§ INFORMATION SHOWN:
****************

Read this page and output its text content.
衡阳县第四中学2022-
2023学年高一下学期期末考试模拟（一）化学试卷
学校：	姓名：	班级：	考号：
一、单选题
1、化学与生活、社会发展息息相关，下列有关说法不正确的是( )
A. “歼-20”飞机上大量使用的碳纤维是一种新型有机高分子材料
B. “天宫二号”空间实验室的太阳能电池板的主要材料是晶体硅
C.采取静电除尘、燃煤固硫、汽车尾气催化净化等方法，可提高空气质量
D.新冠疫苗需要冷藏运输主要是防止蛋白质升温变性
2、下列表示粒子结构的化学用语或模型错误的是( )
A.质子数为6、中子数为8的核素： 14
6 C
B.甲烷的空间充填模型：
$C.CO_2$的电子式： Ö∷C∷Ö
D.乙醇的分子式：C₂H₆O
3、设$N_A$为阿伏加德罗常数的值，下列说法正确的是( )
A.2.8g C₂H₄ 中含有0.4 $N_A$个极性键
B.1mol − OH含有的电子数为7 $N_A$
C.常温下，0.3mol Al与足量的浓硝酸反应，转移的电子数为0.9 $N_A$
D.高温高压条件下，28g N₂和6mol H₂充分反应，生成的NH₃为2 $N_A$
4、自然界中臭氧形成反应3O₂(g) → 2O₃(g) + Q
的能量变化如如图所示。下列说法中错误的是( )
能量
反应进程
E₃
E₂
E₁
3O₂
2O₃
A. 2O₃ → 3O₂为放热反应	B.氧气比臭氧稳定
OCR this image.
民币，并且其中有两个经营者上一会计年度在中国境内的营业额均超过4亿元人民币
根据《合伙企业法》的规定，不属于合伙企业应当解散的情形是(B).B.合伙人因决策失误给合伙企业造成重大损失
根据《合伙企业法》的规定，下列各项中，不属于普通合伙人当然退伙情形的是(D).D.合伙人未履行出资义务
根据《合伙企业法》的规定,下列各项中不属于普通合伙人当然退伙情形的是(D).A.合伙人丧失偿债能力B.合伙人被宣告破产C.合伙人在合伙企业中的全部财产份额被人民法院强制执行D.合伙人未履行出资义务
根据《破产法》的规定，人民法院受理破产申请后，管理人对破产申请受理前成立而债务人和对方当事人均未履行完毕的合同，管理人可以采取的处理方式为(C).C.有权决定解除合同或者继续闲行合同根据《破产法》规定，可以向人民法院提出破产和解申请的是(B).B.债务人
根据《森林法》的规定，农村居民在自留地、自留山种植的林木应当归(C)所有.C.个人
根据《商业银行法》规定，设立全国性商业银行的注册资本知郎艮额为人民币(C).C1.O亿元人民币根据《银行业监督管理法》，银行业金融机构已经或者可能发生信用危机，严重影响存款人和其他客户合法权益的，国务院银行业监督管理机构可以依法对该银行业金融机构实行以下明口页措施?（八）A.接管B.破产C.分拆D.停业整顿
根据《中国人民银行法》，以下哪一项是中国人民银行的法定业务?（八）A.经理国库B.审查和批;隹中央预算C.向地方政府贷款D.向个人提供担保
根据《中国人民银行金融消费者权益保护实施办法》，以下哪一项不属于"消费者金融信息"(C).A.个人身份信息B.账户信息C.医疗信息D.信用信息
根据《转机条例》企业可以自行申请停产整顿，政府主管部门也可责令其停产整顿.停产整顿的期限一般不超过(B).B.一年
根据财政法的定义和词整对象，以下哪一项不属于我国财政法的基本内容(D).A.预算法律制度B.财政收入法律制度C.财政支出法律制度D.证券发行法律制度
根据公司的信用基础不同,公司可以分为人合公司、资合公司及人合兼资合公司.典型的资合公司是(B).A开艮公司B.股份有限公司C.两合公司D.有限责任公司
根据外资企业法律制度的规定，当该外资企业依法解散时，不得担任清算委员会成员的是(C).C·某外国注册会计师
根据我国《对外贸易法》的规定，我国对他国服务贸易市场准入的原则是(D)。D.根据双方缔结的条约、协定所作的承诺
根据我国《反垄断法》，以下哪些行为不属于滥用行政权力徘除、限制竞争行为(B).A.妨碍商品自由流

****************

§ EXERCISE TASK: Copy down every line of the entries containing the word "根据我国".

§ EXERCISE RESPONSE:
根据我国《对外贸易法》的规定，我国对他国服务贸易市场准入的原则是(D)。D.根据双方缔结的条约、协定所作的承诺
根据我国《反垄断法》，以下哪些行为不属于滥用行政权力徘除、限制竞争行为(B).A.妨碍商品自由流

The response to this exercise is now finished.